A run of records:
"""
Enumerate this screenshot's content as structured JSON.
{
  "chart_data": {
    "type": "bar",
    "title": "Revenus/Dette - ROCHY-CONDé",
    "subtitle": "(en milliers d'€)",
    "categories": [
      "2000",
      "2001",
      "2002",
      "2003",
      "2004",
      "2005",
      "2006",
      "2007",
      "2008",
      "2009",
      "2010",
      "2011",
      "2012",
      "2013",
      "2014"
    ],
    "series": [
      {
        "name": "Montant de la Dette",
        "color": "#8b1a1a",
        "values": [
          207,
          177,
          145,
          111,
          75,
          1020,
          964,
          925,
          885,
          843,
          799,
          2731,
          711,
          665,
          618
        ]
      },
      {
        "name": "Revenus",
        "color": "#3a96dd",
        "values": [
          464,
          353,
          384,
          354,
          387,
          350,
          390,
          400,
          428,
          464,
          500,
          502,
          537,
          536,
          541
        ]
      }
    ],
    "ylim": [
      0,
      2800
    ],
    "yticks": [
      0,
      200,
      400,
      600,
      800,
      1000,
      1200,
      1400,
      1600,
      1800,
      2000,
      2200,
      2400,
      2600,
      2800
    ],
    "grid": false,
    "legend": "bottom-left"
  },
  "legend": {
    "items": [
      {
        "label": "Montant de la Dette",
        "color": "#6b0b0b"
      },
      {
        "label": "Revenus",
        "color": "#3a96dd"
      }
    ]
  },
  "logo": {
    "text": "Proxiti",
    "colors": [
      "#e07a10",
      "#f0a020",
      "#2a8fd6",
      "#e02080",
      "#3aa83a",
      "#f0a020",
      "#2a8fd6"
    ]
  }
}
"""
Task to complete >> Recopy the whole listing exactly.

Solution for this exercise >>
Enumerate this screenshot's content as structured JSON.
{
  "chart_data": {
    "type": "bar",
    "title": "Revenus/Dette - ROCHY-CONDé",
    "subtitle": "(en milliers d'€)",
    "categories": [
      "2000",
      "2001",
      "2002",
      "2003",
      "2004",
      "2005",
      "2006",
      "2007",
      "2008",
      "2009",
      "2010",
      "2011",
      "2012",
      "2013",
      "2014"
    ],
    "series": [
      {
        "name": "Montant de la Dette",
        "color": "#8b1a1a",
        "values": [
          207,
          177,
          145,
          111,
          75,
          1020,
          964,
          925,
          885,
          843,
          799,
          2731,
          711,
          665,
          618
        ]
      },
      {
        "name": "Revenus",
        "color": "#3a96dd",
        "values": [
          464,
          353,
          384,
          354,
          387,
          350,
          390,
          400,
          428,
          464,
          500,
          502,
          537,
          536,
          541
        ]
      }
    ],
    "ylim": [
      0,
      2800
    ],
    "yticks": [
      0,
      200,
      400,
      600,
      800,
      1000,
      1200,
      1400,
      1600,
      1800,
      2000,
      2200,
      2400,
      2600,
      2800
    ],
    "grid": false,
    "legend": "bottom-left"
  },
  "legend": {
    "items": [
      {
        "label": "Montant de la Dette",
        "color": "#6b0b0b"
      },
      {
        "label": "Revenus",
        "color": "#3a96dd"
      }
    ]
  },
  "logo": {
    "text": "Proxiti",
    "colors": [
      "#e07a10",
      "#f0a020",
      "#2a8fd6",
      "#e02080",
      "#3aa83a",
      "#f0a020",
      "#2a8fd6"
    ]
  }
}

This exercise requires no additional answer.